● The request
Find all the lines with "headed" and gather them.

● Data supplied
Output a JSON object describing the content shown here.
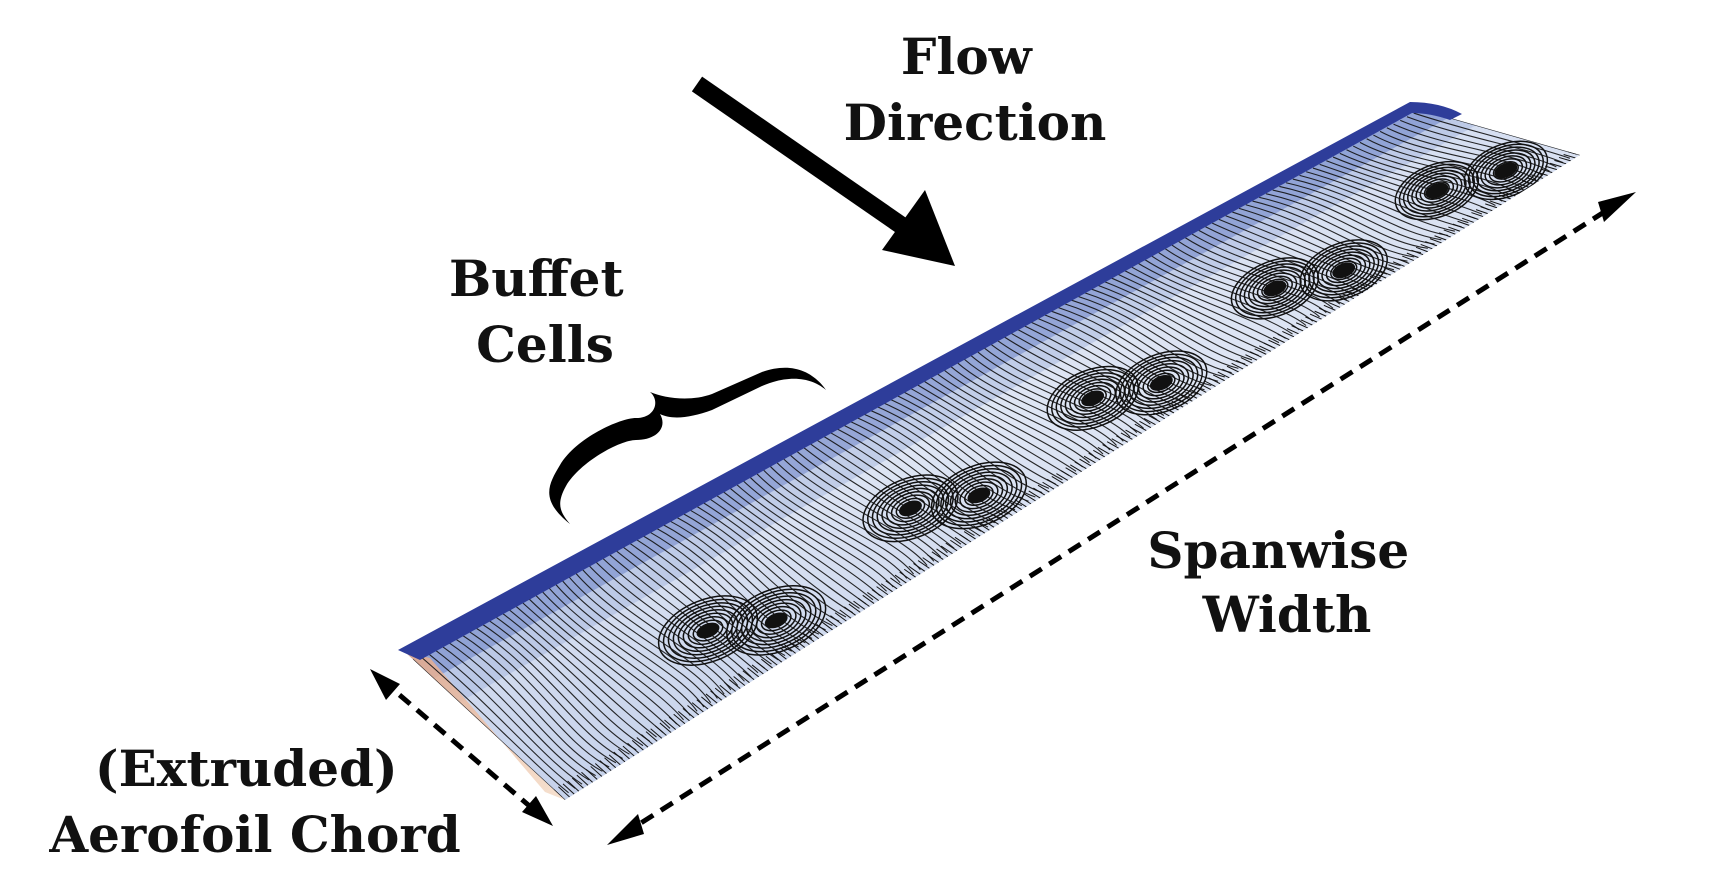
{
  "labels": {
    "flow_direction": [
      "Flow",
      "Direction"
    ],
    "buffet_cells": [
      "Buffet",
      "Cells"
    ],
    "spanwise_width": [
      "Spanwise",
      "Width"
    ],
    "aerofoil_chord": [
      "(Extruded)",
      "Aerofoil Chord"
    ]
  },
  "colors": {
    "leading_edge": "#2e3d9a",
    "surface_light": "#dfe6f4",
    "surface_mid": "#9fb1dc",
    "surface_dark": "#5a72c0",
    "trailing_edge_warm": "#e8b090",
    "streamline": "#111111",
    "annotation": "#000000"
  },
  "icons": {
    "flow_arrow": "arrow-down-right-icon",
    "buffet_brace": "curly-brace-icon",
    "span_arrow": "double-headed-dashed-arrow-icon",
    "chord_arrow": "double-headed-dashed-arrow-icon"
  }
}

* * *

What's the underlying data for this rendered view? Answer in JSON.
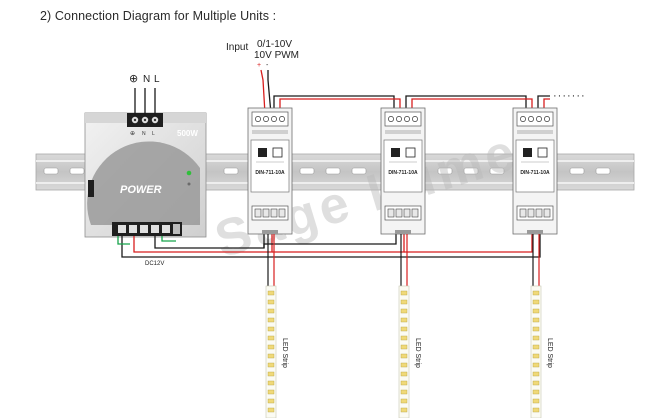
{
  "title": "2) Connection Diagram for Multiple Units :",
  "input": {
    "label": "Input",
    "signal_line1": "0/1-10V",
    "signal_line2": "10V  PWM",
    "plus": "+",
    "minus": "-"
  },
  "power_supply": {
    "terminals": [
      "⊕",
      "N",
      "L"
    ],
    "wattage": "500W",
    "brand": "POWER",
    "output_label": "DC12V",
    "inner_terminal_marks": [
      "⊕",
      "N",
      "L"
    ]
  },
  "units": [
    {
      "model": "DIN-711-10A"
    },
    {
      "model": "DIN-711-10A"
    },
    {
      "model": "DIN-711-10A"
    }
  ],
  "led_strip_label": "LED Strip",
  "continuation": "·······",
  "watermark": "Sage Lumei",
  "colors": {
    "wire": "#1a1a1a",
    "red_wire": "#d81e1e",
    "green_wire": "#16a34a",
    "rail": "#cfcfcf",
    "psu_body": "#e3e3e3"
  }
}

● Result for this task
    "span_arrow": "double-headed-dashed-arrow-icon",
    "chord_arrow": "double-headed-dashed-arrow-icon"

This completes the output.